*EXERCISE REQUIREMENTS:*
For the material that follows, list every line containing the word "JSON".

*DATA SUPPLIED:*
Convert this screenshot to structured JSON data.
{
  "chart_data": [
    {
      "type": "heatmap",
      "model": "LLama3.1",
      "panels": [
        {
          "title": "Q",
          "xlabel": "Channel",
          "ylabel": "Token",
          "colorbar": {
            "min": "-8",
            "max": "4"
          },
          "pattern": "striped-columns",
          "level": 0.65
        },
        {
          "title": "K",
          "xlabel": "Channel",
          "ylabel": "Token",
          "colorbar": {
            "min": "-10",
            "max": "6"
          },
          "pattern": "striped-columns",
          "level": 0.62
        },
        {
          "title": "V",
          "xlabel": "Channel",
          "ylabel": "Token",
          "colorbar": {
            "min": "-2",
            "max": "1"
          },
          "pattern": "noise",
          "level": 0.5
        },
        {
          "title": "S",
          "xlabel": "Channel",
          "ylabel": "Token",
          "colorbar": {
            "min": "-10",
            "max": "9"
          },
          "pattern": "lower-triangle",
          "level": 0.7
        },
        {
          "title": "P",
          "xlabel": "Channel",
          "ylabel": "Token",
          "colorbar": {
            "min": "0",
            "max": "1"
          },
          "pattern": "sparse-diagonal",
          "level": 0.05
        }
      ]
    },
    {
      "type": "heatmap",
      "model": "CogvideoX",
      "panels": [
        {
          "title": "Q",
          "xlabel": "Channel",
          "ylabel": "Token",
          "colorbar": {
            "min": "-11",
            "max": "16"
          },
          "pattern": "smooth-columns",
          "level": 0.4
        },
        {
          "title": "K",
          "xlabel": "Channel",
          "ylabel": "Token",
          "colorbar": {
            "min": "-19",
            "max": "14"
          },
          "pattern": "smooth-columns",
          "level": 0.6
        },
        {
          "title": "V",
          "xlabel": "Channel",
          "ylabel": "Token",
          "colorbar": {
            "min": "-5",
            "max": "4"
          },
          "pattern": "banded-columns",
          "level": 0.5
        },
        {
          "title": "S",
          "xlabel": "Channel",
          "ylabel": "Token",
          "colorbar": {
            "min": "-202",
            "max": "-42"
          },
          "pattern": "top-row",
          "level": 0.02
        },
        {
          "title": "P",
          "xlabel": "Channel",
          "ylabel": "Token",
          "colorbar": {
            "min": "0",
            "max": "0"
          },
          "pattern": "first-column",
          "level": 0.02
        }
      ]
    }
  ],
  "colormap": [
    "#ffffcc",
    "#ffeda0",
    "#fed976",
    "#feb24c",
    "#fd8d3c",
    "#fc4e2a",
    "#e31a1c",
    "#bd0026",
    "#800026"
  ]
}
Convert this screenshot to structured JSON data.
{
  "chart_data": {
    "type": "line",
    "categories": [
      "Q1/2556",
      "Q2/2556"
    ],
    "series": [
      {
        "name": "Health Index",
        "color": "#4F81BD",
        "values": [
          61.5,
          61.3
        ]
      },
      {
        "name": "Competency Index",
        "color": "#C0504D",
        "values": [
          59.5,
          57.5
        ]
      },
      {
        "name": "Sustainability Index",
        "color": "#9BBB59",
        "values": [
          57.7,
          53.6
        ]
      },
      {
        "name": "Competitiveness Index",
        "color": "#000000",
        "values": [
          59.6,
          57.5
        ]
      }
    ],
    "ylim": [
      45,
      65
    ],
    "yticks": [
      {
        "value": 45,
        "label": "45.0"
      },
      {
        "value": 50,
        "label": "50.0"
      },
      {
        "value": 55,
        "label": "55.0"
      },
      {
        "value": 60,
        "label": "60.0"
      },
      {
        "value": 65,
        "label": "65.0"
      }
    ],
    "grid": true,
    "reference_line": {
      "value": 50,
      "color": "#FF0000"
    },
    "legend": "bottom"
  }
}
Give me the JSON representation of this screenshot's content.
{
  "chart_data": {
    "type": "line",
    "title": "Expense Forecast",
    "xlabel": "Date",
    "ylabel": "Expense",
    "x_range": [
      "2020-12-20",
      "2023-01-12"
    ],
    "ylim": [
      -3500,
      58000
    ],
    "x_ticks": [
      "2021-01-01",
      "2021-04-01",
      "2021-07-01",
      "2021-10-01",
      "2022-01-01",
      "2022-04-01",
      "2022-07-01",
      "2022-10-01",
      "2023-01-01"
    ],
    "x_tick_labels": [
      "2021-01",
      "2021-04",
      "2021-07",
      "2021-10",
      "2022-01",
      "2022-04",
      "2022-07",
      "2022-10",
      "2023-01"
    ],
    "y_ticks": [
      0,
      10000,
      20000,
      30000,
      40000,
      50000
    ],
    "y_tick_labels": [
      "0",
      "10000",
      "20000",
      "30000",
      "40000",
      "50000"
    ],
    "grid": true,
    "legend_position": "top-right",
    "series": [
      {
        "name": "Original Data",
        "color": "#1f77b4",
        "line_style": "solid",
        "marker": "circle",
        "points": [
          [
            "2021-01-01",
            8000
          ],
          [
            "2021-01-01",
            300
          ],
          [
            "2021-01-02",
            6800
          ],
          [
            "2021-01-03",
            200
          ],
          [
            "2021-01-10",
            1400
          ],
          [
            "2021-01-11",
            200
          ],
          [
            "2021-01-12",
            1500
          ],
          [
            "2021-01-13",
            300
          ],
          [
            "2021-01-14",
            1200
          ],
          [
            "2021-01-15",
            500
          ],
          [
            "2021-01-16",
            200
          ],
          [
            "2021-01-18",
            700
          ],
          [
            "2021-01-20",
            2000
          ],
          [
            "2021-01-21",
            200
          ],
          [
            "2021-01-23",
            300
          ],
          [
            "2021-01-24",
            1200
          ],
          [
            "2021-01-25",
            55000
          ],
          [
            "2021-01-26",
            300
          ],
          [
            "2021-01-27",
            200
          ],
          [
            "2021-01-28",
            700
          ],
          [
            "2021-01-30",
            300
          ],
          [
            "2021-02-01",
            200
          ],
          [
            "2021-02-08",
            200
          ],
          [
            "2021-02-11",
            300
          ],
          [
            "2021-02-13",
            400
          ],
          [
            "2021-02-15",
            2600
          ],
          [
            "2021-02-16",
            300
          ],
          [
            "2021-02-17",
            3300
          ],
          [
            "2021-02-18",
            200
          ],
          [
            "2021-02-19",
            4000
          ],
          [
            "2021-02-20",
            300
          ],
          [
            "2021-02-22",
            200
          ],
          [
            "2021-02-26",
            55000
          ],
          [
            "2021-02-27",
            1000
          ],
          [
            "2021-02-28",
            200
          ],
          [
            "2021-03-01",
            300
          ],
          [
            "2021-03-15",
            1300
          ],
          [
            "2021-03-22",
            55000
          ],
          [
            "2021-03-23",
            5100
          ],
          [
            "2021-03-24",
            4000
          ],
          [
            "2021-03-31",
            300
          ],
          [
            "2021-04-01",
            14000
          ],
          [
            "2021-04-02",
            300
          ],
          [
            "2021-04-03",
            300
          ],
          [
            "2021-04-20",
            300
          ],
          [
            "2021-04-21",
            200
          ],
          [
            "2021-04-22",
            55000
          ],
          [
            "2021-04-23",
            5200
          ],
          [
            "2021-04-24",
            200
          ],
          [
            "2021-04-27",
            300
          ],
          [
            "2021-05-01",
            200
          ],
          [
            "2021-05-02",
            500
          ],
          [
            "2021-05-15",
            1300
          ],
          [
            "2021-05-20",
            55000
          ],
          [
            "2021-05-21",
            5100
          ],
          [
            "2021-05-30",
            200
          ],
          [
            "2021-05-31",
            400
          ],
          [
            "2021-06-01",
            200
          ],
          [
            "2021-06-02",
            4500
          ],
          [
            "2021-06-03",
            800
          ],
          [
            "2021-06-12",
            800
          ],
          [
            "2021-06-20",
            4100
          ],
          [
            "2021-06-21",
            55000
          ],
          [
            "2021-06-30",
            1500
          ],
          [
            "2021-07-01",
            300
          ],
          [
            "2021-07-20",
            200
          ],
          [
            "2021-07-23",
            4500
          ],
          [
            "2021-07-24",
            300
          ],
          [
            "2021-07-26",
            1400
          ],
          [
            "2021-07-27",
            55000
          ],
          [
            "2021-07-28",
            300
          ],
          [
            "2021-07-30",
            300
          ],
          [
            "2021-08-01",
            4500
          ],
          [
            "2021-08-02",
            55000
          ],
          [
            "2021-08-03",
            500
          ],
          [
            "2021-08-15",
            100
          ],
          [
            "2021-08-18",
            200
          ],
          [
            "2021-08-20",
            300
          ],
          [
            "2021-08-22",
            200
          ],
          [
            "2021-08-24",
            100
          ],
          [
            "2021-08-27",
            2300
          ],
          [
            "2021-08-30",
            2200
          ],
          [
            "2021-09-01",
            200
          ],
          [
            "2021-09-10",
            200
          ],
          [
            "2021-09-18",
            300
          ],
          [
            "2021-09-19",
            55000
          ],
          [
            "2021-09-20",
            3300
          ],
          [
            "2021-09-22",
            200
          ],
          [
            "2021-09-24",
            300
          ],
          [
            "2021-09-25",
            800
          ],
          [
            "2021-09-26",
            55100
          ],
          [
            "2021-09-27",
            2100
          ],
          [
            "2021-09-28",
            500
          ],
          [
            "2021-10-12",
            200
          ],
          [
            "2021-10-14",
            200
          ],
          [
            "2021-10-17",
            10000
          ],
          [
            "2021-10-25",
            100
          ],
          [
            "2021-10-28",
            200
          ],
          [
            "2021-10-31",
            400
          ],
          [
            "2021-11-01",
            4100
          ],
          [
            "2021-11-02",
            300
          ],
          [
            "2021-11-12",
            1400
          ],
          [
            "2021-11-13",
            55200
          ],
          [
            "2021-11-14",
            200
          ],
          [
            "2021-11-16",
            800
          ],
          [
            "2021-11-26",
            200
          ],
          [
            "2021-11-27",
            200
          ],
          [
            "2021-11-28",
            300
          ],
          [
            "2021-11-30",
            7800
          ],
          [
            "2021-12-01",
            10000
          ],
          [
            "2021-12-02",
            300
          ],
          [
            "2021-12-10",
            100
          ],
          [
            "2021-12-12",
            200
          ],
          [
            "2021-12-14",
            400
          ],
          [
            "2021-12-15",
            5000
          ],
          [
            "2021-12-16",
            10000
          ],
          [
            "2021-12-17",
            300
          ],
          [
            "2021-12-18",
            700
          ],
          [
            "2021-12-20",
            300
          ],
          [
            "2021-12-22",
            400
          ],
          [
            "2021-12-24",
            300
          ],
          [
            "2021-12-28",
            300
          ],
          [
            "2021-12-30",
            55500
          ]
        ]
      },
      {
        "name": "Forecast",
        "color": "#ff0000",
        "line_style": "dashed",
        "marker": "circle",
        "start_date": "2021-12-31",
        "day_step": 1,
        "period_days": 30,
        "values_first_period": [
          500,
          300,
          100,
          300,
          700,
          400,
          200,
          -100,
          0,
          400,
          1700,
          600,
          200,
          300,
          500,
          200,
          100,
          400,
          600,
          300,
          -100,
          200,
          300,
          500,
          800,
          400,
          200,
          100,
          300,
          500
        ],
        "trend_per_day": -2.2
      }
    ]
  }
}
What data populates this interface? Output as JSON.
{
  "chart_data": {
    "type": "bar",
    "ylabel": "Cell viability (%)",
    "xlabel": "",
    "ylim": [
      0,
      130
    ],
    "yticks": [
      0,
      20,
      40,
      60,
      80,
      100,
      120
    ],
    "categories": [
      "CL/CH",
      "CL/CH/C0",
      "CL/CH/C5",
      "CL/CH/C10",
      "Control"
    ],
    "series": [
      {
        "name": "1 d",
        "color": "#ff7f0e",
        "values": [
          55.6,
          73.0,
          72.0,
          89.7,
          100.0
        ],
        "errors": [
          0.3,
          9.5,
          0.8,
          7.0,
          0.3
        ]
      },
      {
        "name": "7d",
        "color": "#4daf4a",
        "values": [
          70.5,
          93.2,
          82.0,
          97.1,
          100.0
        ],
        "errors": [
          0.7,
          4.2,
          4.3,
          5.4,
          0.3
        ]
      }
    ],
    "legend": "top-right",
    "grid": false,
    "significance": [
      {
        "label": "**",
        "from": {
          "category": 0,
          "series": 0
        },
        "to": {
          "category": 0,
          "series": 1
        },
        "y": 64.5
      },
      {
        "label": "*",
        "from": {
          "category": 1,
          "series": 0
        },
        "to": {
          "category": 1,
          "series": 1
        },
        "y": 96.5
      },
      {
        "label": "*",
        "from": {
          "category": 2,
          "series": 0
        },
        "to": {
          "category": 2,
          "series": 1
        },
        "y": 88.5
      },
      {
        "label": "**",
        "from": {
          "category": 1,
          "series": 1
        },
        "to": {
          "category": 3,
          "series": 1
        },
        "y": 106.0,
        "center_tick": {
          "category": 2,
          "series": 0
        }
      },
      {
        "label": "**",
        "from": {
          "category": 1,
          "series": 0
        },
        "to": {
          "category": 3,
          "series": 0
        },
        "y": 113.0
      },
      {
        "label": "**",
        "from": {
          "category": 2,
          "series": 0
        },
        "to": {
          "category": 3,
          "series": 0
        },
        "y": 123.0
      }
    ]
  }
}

*TASK RESULT:*
Convert this screenshot to structured JSON data.
Convert this screenshot to structured JSON data.
Give me the JSON representation of this screenshot's content.
What data populates this interface? Output as JSON.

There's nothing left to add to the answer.